● What to produce:
Skip the images and copy each record exactly as written.
---------------
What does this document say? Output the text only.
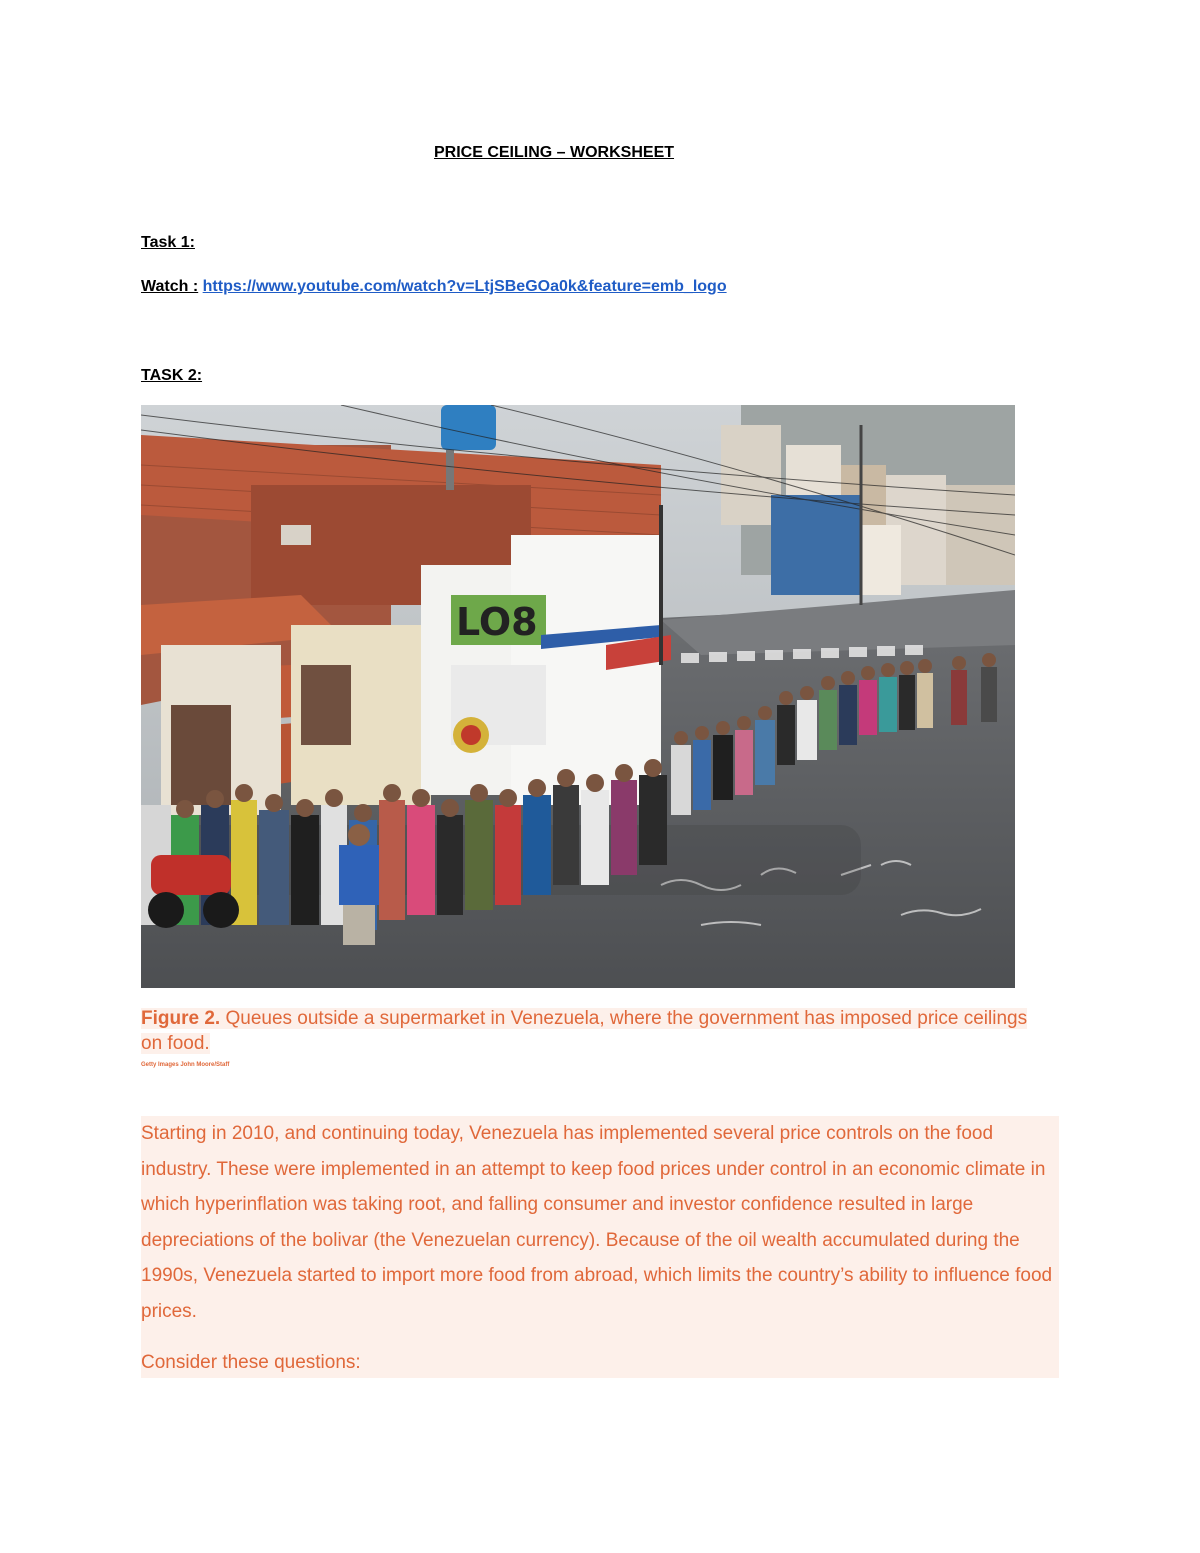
PRICE CEILING – WORKSHEET
Task 1:
Watch : https://www.youtube.com/watch?v=LtjSBeGOa0k&feature=emb_logo
TASK 2:
LO8
Figure 2. Queues outside a supermarket in Venezuela, where the government has imposed price ceilings on food.
Getty Images John Moore/Staff
Starting in 2010, and continuing today, Venezuela has implemented several price controls on the food industry. These were implemented in an attempt to keep food prices under control in an economic climate in which hyperinflation was taking root, and falling consumer and investor confidence resulted in large depreciations of the bolivar (the Venezuelan currency). Because of the oil wealth accumulated during the 1990s, Venezuela started to import more food from abroad, which limits the country’s ability to influence food prices.
Consider these questions:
---------------
● Solution for this exercise:
What does this document say? Output the text only.
PRICE CEILING – WORKSHEET
Task 1:
Watch : https://www.youtube.com/watch?v=LtjSBeGOa0k&feature=emb_logo
TASK 2:
LO8
Figure 2. Queues outside a supermarket in Venezuela, where the government has imposed price ceilings on food.
Getty Images John Moore/Staff
Starting in 2010, and continuing today, Venezuela has implemented several price controls on the food industry. These were implemented in an attempt to keep food prices under control in an economic climate in which hyperinflation was taking root, and falling consumer and investor confidence resulted in large depreciations of the bolivar (the Venezuelan currency). Because of the oil wealth accumulated during the 1990s, Venezuela started to import more food from abroad, which limits the country’s ability to influence food prices.
Consider these questions:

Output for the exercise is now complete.